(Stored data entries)
— START —

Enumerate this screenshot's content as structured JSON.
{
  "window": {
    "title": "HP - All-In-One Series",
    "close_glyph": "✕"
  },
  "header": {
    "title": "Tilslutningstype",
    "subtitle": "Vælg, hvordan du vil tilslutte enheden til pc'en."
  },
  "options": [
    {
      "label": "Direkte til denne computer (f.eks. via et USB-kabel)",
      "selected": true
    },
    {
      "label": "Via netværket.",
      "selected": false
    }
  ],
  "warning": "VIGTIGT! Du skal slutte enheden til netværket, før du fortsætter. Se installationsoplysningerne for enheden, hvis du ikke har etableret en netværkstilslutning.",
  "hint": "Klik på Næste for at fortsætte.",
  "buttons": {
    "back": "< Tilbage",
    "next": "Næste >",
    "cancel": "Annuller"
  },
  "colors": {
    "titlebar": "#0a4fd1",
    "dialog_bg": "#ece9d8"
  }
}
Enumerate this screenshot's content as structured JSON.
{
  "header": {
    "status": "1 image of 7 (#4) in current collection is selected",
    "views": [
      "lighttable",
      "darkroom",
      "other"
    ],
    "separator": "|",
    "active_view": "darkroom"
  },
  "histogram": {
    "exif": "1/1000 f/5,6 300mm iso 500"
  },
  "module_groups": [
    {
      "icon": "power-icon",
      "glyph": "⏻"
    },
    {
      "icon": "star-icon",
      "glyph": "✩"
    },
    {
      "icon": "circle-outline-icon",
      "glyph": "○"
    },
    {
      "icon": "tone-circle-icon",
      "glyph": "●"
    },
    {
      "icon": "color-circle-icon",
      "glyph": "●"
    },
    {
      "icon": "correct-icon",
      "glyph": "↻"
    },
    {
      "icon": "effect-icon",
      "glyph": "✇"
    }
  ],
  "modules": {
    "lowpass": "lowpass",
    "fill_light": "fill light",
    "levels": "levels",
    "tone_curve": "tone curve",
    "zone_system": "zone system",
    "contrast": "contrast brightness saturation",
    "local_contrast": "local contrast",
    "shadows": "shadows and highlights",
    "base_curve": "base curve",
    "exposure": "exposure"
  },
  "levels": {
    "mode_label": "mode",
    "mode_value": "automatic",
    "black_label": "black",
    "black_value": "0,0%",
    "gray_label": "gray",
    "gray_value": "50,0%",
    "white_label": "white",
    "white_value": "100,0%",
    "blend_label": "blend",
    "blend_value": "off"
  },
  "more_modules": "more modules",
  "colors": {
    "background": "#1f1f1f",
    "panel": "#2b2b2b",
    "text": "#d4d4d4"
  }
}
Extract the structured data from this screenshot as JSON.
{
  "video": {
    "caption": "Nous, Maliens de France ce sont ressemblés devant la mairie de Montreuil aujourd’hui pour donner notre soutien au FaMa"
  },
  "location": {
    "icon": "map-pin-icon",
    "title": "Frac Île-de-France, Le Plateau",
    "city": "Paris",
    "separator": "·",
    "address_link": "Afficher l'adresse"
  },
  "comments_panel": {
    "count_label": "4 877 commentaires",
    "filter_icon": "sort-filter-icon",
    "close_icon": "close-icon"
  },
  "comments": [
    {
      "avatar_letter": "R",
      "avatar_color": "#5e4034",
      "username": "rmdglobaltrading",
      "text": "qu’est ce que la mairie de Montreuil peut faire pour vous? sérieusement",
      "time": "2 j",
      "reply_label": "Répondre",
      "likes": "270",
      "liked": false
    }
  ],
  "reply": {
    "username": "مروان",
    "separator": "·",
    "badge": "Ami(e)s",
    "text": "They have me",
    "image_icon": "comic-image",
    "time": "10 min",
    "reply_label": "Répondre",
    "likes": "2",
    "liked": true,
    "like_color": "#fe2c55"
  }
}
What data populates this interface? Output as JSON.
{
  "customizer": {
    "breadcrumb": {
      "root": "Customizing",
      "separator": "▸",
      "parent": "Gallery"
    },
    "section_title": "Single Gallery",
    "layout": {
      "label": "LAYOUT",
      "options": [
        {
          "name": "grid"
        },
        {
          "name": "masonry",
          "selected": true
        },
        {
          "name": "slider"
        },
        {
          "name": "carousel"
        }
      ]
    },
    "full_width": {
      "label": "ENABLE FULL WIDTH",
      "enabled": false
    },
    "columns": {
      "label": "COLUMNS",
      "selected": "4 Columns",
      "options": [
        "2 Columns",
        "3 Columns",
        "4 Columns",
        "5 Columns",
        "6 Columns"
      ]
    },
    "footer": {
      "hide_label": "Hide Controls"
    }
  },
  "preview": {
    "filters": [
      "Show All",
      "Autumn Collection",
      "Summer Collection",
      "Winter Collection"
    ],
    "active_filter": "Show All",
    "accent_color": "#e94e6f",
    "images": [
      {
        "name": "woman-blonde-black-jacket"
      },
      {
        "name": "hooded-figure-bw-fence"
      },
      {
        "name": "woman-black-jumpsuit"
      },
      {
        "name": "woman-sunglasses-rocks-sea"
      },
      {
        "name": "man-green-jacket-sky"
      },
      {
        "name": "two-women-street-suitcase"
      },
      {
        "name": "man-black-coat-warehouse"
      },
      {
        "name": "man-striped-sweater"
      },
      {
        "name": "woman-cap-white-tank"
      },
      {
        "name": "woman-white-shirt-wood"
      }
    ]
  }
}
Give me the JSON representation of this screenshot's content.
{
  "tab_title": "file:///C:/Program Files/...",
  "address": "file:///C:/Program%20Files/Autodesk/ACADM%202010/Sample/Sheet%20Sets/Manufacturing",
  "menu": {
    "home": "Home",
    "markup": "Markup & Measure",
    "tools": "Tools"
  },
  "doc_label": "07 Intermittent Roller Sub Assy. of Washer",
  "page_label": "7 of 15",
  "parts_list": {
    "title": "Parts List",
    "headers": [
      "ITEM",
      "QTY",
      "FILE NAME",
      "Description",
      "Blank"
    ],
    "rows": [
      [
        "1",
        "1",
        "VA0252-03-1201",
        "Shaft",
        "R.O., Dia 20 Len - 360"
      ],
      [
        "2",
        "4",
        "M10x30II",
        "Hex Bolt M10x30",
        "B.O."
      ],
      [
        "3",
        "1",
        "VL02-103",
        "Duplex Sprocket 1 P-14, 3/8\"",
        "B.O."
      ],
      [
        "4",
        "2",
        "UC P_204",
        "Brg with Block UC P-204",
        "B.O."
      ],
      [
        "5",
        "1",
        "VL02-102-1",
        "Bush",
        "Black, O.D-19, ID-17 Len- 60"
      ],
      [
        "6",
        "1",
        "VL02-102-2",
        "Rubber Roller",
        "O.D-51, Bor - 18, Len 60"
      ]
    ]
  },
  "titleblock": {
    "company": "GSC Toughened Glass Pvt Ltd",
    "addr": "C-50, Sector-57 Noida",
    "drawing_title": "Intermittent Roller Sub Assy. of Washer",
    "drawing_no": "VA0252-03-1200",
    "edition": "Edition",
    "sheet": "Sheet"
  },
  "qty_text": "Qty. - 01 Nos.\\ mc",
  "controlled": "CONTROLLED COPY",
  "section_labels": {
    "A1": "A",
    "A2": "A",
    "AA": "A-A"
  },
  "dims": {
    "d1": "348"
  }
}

— END —

REQUIREMENTS
Above are some records. Print them all exactly.

TASK ANSWER
Enumerate this screenshot's content as structured JSON.
{
  "window": {
    "title": "HP - All-In-One Series",
    "close_glyph": "✕"
  },
  "header": {
    "title": "Tilslutningstype",
    "subtitle": "Vælg, hvordan du vil tilslutte enheden til pc'en."
  },
  "options": [
    {
      "label": "Direkte til denne computer (f.eks. via et USB-kabel)",
      "selected": true
    },
    {
      "label": "Via netværket.",
      "selected": false
    }
  ],
  "warning": "VIGTIGT! Du skal slutte enheden til netværket, før du fortsætter. Se installationsoplysningerne for enheden, hvis du ikke har etableret en netværkstilslutning.",
  "hint": "Klik på Næste for at fortsætte.",
  "buttons": {
    "back": "< Tilbage",
    "next": "Næste >",
    "cancel": "Annuller"
  },
  "colors": {
    "titlebar": "#0a4fd1",
    "dialog_bg": "#ece9d8"
  }
}
Enumerate this screenshot's content as structured JSON.
{
  "header": {
    "status": "1 image of 7 (#4) in current collection is selected",
    "views": [
      "lighttable",
      "darkroom",
      "other"
    ],
    "separator": "|",
    "active_view": "darkroom"
  },
  "histogram": {
    "exif": "1/1000 f/5,6 300mm iso 500"
  },
  "module_groups": [
    {
      "icon": "power-icon",
      "glyph": "⏻"
    },
    {
      "icon": "star-icon",
      "glyph": "✩"
    },
    {
      "icon": "circle-outline-icon",
      "glyph": "○"
    },
    {
      "icon": "tone-circle-icon",
      "glyph": "●"
    },
    {
      "icon": "color-circle-icon",
      "glyph": "●"
    },
    {
      "icon": "correct-icon",
      "glyph": "↻"
    },
    {
      "icon": "effect-icon",
      "glyph": "✇"
    }
  ],
  "modules": {
    "lowpass": "lowpass",
    "fill_light": "fill light",
    "levels": "levels",
    "tone_curve": "tone curve",
    "zone_system": "zone system",
    "contrast": "contrast brightness saturation",
    "local_contrast": "local contrast",
    "shadows": "shadows and highlights",
    "base_curve": "base curve",
    "exposure": "exposure"
  },
  "levels": {
    "mode_label": "mode",
    "mode_value": "automatic",
    "black_label": "black",
    "black_value": "0,0%",
    "gray_label": "gray",
    "gray_value": "50,0%",
    "white_label": "white",
    "white_value": "100,0%",
    "blend_label": "blend",
    "blend_value": "off"
  },
  "more_modules": "more modules",
  "colors": {
    "background": "#1f1f1f",
    "panel": "#2b2b2b",
    "text": "#d4d4d4"
  }
}
Extract the structured data from this screenshot as JSON.
{
  "video": {
    "caption": "Nous, Maliens de France ce sont ressemblés devant la mairie de Montreuil aujourd’hui pour donner notre soutien au FaMa"
  },
  "location": {
    "icon": "map-pin-icon",
    "title": "Frac Île-de-France, Le Plateau",
    "city": "Paris",
    "separator": "·",
    "address_link": "Afficher l'adresse"
  },
  "comments_panel": {
    "count_label": "4 877 commentaires",
    "filter_icon": "sort-filter-icon",
    "close_icon": "close-icon"
  },
  "comments": [
    {
      "avatar_letter": "R",
      "avatar_color": "#5e4034",
      "username": "rmdglobaltrading",
      "text": "qu’est ce que la mairie de Montreuil peut faire pour vous? sérieusement",
      "time": "2 j",
      "reply_label": "Répondre",
      "likes": "270",
      "liked": false
    }
  ],
  "reply": {
    "username": "مروان",
    "separator": "·",
    "badge": "Ami(e)s",
    "text": "They have me",
    "image_icon": "comic-image",
    "time": "10 min",
    "reply_label": "Répondre",
    "likes": "2",
    "liked": true,
    "like_color": "#fe2c55"
  }
}
What data populates this interface? Output as JSON.
{
  "customizer": {
    "breadcrumb": {
      "root": "Customizing",
      "separator": "▸",
      "parent": "Gallery"
    },
    "section_title": "Single Gallery",
    "layout": {
      "label": "LAYOUT",
      "options": [
        {
          "name": "grid"
        },
        {
          "name": "masonry",
          "selected": true
        },
        {
          "name": "slider"
        },
        {
          "name": "carousel"
        }
      ]
    },
    "full_width": {
      "label": "ENABLE FULL WIDTH",
      "enabled": false
    },
    "columns": {
      "label": "COLUMNS",
      "selected": "4 Columns",
      "options": [
        "2 Columns",
        "3 Columns",
        "4 Columns",
        "5 Columns",
        "6 Columns"
      ]
    },
    "footer": {
      "hide_label": "Hide Controls"
    }
  },
  "preview": {
    "filters": [
      "Show All",
      "Autumn Collection",
      "Summer Collection",
      "Winter Collection"
    ],
    "active_filter": "Show All",
    "accent_color": "#e94e6f",
    "images": [
      {
        "name": "woman-blonde-black-jacket"
      },
      {
        "name": "hooded-figure-bw-fence"
      },
      {
        "name": "woman-black-jumpsuit"
      },
      {
        "name": "woman-sunglasses-rocks-sea"
      },
      {
        "name": "man-green-jacket-sky"
      },
      {
        "name": "two-women-street-suitcase"
      },
      {
        "name": "man-black-coat-warehouse"
      },
      {
        "name": "man-striped-sweater"
      },
      {
        "name": "woman-cap-white-tank"
      },
      {
        "name": "woman-white-shirt-wood"
      }
    ]
  }
}
Give me the JSON representation of this screenshot's content.
{
  "tab_title": "file:///C:/Program Files/...",
  "address": "file:///C:/Program%20Files/Autodesk/ACADM%202010/Sample/Sheet%20Sets/Manufacturing",
  "menu": {
    "home": "Home",
    "markup": "Markup & Measure",
    "tools": "Tools"
  },
  "doc_label": "07 Intermittent Roller Sub Assy. of Washer",
  "page_label": "7 of 15",
  "parts_list": {
    "title": "Parts List",
    "headers": [
      "ITEM",
      "QTY",
      "FILE NAME",
      "Description",
      "Blank"
    ],
    "rows": [
      [
        "1",
        "1",
        "VA0252-03-1201",
        "Shaft",
        "R.O., Dia 20 Len - 360"
      ],
      [
        "2",
        "4",
        "M10x30II",
        "Hex Bolt M10x30",
        "B.O."
      ],
      [
        "3",
        "1",
        "VL02-103",
        "Duplex Sprocket 1 P-14, 3/8\"",
        "B.O."
      ],
      [
        "4",
        "2",
        "UC P_204",
        "Brg with Block UC P-204",
        "B.O."
      ],
      [
        "5",
        "1",
        "VL02-102-1",
        "Bush",
        "Black, O.D-19, ID-17 Len- 60"
      ],
      [
        "6",
        "1",
        "VL02-102-2",
        "Rubber Roller",
        "O.D-51, Bor - 18, Len 60"
      ]
    ]
  },
  "titleblock": {
    "company": "GSC Toughened Glass Pvt Ltd",
    "addr": "C-50, Sector-57 Noida",
    "drawing_title": "Intermittent Roller Sub Assy. of Washer",
    "drawing_no": "VA0252-03-1200",
    "edition": "Edition",
    "sheet": "Sheet"
  },
  "qty_text": "Qty. - 01 Nos.\\ mc",
  "controlled": "CONTROLLED COPY",
  "section_labels": {
    "A1": "A",
    "A2": "A",
    "AA": "A-A"
  },
  "dims": {
    "d1": "348"
  }
}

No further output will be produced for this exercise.